### GIVEN EXERCISE
Reproduce every entry below precisely; do not include the pictures.

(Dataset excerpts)
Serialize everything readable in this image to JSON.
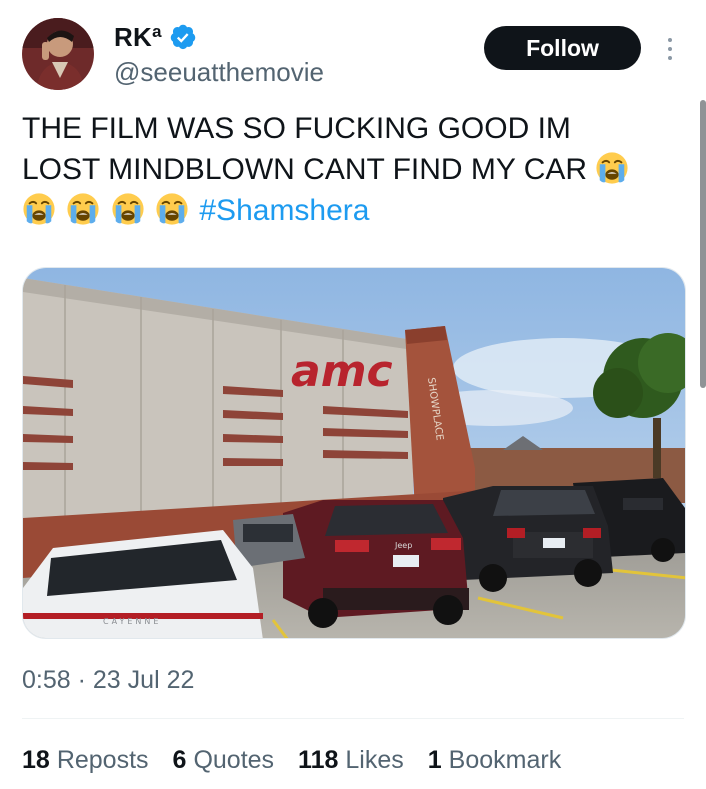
{
  "header": {
    "display_name": "RKª",
    "handle": "@seeuatthemovie",
    "follow_label": "Follow",
    "verified": true,
    "verified_color": "#1d9bf0"
  },
  "tweet": {
    "text_line1": "THE FILM WAS SO FUCKING GOOD IM",
    "text_line2": "LOST MINDBLOWN CANT FIND MY CAR",
    "emoji": "loudly-crying-face",
    "hashtag": "#Shamshera",
    "hashtag_color": "#1d9bf0"
  },
  "media": {
    "sign_text": "amc",
    "vertical_sign": "SHOWPLACE",
    "jeep_badge": "Jeep",
    "porsche_badge": "CAYENNE"
  },
  "meta": {
    "time": "0:58",
    "separator": "·",
    "date": "23 Jul 22"
  },
  "stats": [
    {
      "value": "18",
      "label": "Reposts"
    },
    {
      "value": "6",
      "label": "Quotes"
    },
    {
      "value": "118",
      "label": "Likes"
    },
    {
      "value": "1",
      "label": "Bookmark"
    }
  ],
  "colors": {
    "text_primary": "#0f1419",
    "text_secondary": "#536471",
    "follow_bg": "#0f1419",
    "link": "#1d9bf0"
  }
}
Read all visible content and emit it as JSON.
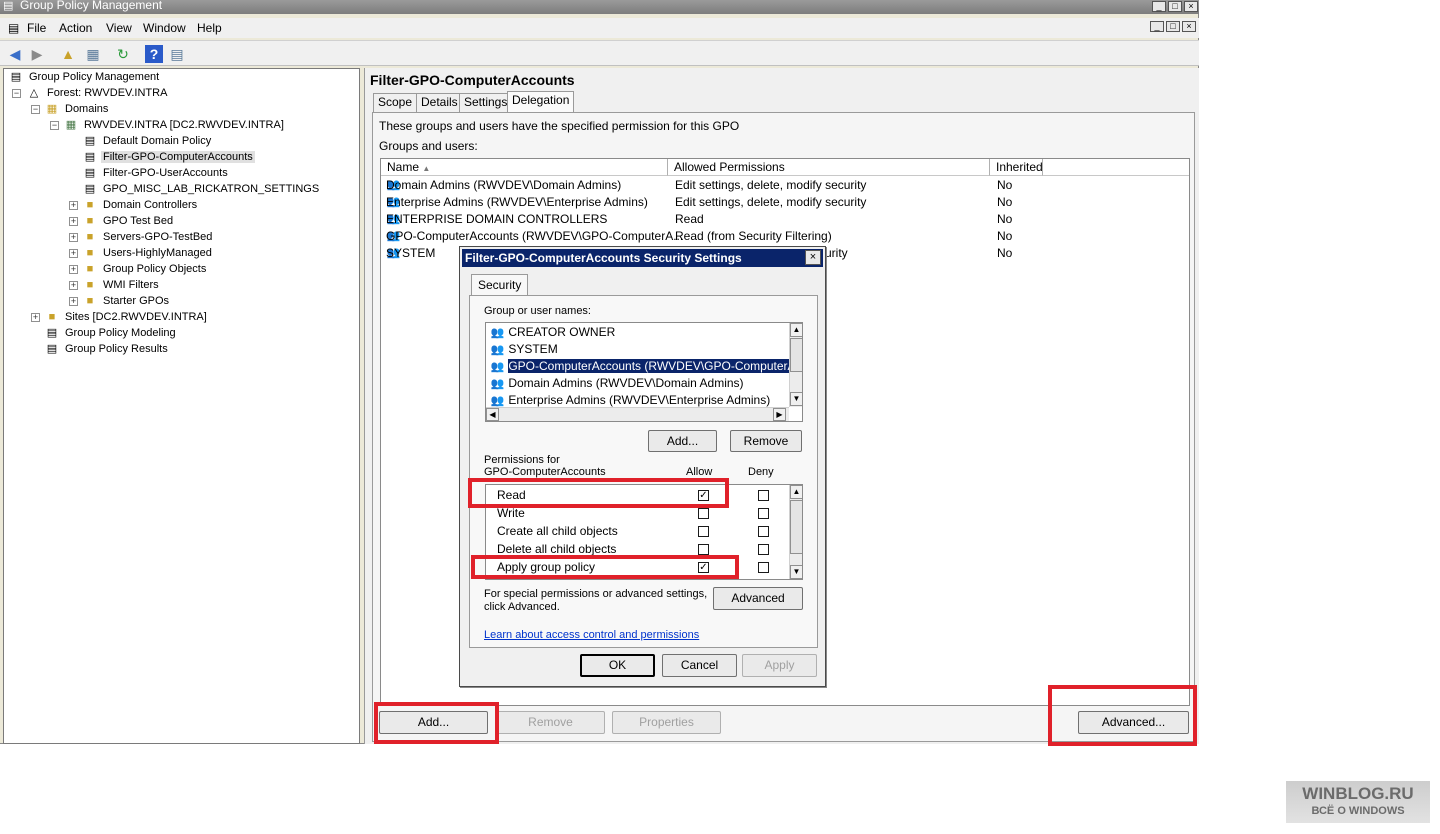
{
  "window": {
    "title": "Group Policy Management",
    "controls": [
      "_",
      "□",
      "×"
    ]
  },
  "menu": [
    "File",
    "Action",
    "View",
    "Window",
    "Help"
  ],
  "toolbar_icons": [
    "back-icon",
    "forward-icon",
    "up-folder-icon",
    "show-hide-tree-icon",
    "refresh-icon",
    "help-icon",
    "properties-icon"
  ],
  "tree": {
    "root": "Group Policy Management",
    "forest": "Forest: RWVDEV.INTRA",
    "domains": "Domains",
    "domain": "RWVDEV.INTRA [DC2.RWVDEV.INTRA]",
    "gpos": [
      "Default Domain Policy",
      "Filter-GPO-ComputerAccounts",
      "Filter-GPO-UserAccounts",
      "GPO_MISC_LAB_RICKATRON_SETTINGS"
    ],
    "ous": [
      "Domain Controllers",
      "GPO Test Bed",
      "Servers-GPO-TestBed",
      "Users-HighlyManaged",
      "Group Policy Objects",
      "WMI Filters",
      "Starter GPOs"
    ],
    "sites": "Sites [DC2.RWVDEV.INTRA]",
    "modeling": "Group Policy Modeling",
    "results": "Group Policy Results"
  },
  "details": {
    "title": "Filter-GPO-ComputerAccounts",
    "tabs": [
      "Scope",
      "Details",
      "Settings",
      "Delegation"
    ],
    "active_tab": "Delegation",
    "description": "These groups and users have the specified permission for this GPO",
    "groups_label": "Groups and users:",
    "columns": [
      "Name",
      "Allowed Permissions",
      "Inherited"
    ],
    "rows": [
      {
        "name": "Domain Admins (RWVDEV\\Domain Admins)",
        "perm": "Edit settings, delete, modify security",
        "inh": "No"
      },
      {
        "name": "Enterprise Admins (RWVDEV\\Enterprise Admins)",
        "perm": "Edit settings, delete, modify security",
        "inh": "No"
      },
      {
        "name": "ENTERPRISE DOMAIN CONTROLLERS",
        "perm": "Read",
        "inh": "No"
      },
      {
        "name": "GPO-ComputerAccounts (RWVDEV\\GPO-ComputerA...",
        "perm": "Read (from Security Filtering)",
        "inh": "No"
      },
      {
        "name": "SYSTEM",
        "perm": "urity",
        "inh": "No"
      }
    ],
    "buttons": {
      "add": "Add...",
      "remove": "Remove",
      "properties": "Properties",
      "advanced": "Advanced..."
    }
  },
  "dialog": {
    "title": "Filter-GPO-ComputerAccounts Security Settings",
    "close": "×",
    "tab": "Security",
    "group_label": "Group or user names:",
    "users": [
      "CREATOR OWNER",
      "SYSTEM",
      "GPO-ComputerAccounts (RWVDEV\\GPO-ComputerAccou",
      "Domain Admins (RWVDEV\\Domain Admins)",
      "Enterprise Admins (RWVDEV\\Enterprise Admins)"
    ],
    "selected_user_index": 2,
    "add": "Add...",
    "remove": "Remove",
    "perm_label_1": "Permissions for",
    "perm_label_2": "GPO-ComputerAccounts",
    "allow": "Allow",
    "deny": "Deny",
    "permissions": [
      {
        "name": "Read",
        "allow": true,
        "deny": false
      },
      {
        "name": "Write",
        "allow": false,
        "deny": false
      },
      {
        "name": "Create all child objects",
        "allow": false,
        "deny": false
      },
      {
        "name": "Delete all child objects",
        "allow": false,
        "deny": false
      },
      {
        "name": "Apply group policy",
        "allow": true,
        "deny": false
      }
    ],
    "special_1": "For special permissions or advanced settings,",
    "special_2": "click Advanced.",
    "advanced": "Advanced",
    "learn_link": "Learn about access control and permissions",
    "ok": "OK",
    "cancel": "Cancel",
    "apply": "Apply"
  },
  "watermark": {
    "line1": "WINBLOG.RU",
    "line2": "ВСЁ О WINDOWS"
  },
  "colors": {
    "highlight": "#e0212a",
    "selection": "#0a246a",
    "link": "#0033cc"
  }
}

### RESULT
Serialize everything readable in this image to JSON.
{
  "header": {
    "display_name": "RKª",
    "handle": "@seeuatthemovie",
    "follow_label": "Follow",
    "verified": true,
    "verified_color": "#1d9bf0"
  },
  "tweet": {
    "text_line1": "THE FILM WAS SO FUCKING GOOD IM",
    "text_line2": "LOST MINDBLOWN CANT FIND MY CAR",
    "emoji": "loudly-crying-face",
    "hashtag": "#Shamshera",
    "hashtag_color": "#1d9bf0"
  },
  "media": {
    "sign_text": "amc",
    "vertical_sign": "SHOWPLACE",
    "jeep_badge": "Jeep",
    "porsche_badge": "CAYENNE"
  },
  "meta": {
    "time": "0:58",
    "separator": "·",
    "date": "23 Jul 22"
  },
  "stats": [
    {
      "value": "18",
      "label": "Reposts"
    },
    {
      "value": "6",
      "label": "Quotes"
    },
    {
      "value": "118",
      "label": "Likes"
    },
    {
      "value": "1",
      "label": "Bookmark"
    }
  ],
  "colors": {
    "text_primary": "#0f1419",
    "text_secondary": "#536471",
    "follow_bg": "#0f1419",
    "link": "#1d9bf0"
  }
}
Read all visible content and emit it as JSON.
{
  "window": {
    "title": "Group Policy Management",
    "controls": [
      "_",
      "□",
      "×"
    ]
  },
  "menu": [
    "File",
    "Action",
    "View",
    "Window",
    "Help"
  ],
  "toolbar_icons": [
    "back-icon",
    "forward-icon",
    "up-folder-icon",
    "show-hide-tree-icon",
    "refresh-icon",
    "help-icon",
    "properties-icon"
  ],
  "tree": {
    "root": "Group Policy Management",
    "forest": "Forest: RWVDEV.INTRA",
    "domains": "Domains",
    "domain": "RWVDEV.INTRA [DC2.RWVDEV.INTRA]",
    "gpos": [
      "Default Domain Policy",
      "Filter-GPO-ComputerAccounts",
      "Filter-GPO-UserAccounts",
      "GPO_MISC_LAB_RICKATRON_SETTINGS"
    ],
    "ous": [
      "Domain Controllers",
      "GPO Test Bed",
      "Servers-GPO-TestBed",
      "Users-HighlyManaged",
      "Group Policy Objects",
      "WMI Filters",
      "Starter GPOs"
    ],
    "sites": "Sites [DC2.RWVDEV.INTRA]",
    "modeling": "Group Policy Modeling",
    "results": "Group Policy Results"
  },
  "details": {
    "title": "Filter-GPO-ComputerAccounts",
    "tabs": [
      "Scope",
      "Details",
      "Settings",
      "Delegation"
    ],
    "active_tab": "Delegation",
    "description": "These groups and users have the specified permission for this GPO",
    "groups_label": "Groups and users:",
    "columns": [
      "Name",
      "Allowed Permissions",
      "Inherited"
    ],
    "rows": [
      {
        "name": "Domain Admins (RWVDEV\\Domain Admins)",
        "perm": "Edit settings, delete, modify security",
        "inh": "No"
      },
      {
        "name": "Enterprise Admins (RWVDEV\\Enterprise Admins)",
        "perm": "Edit settings, delete, modify security",
        "inh": "No"
      },
      {
        "name": "ENTERPRISE DOMAIN CONTROLLERS",
        "perm": "Read",
        "inh": "No"
      },
      {
        "name": "GPO-ComputerAccounts (RWVDEV\\GPO-ComputerA...",
        "perm": "Read (from Security Filtering)",
        "inh": "No"
      },
      {
        "name": "SYSTEM",
        "perm": "urity",
        "inh": "No"
      }
    ],
    "buttons": {
      "add": "Add...",
      "remove": "Remove",
      "properties": "Properties",
      "advanced": "Advanced..."
    }
  },
  "dialog": {
    "title": "Filter-GPO-ComputerAccounts Security Settings",
    "close": "×",
    "tab": "Security",
    "group_label": "Group or user names:",
    "users": [
      "CREATOR OWNER",
      "SYSTEM",
      "GPO-ComputerAccounts (RWVDEV\\GPO-ComputerAccou",
      "Domain Admins (RWVDEV\\Domain Admins)",
      "Enterprise Admins (RWVDEV\\Enterprise Admins)"
    ],
    "selected_user_index": 2,
    "add": "Add...",
    "remove": "Remove",
    "perm_label_1": "Permissions for",
    "perm_label_2": "GPO-ComputerAccounts",
    "allow": "Allow",
    "deny": "Deny",
    "permissions": [
      {
        "name": "Read",
        "allow": true,
        "deny": false
      },
      {
        "name": "Write",
        "allow": false,
        "deny": false
      },
      {
        "name": "Create all child objects",
        "allow": false,
        "deny": false
      },
      {
        "name": "Delete all child objects",
        "allow": false,
        "deny": false
      },
      {
        "name": "Apply group policy",
        "allow": true,
        "deny": false
      }
    ],
    "special_1": "For special permissions or advanced settings,",
    "special_2": "click Advanced.",
    "advanced": "Advanced",
    "learn_link": "Learn about access control and permissions",
    "ok": "OK",
    "cancel": "Cancel",
    "apply": "Apply"
  },
  "watermark": {
    "line1": "WINBLOG.RU",
    "line2": "ВСЁ О WINDOWS"
  },
  "colors": {
    "highlight": "#e0212a",
    "selection": "#0a246a",
    "link": "#0033cc"
  }
}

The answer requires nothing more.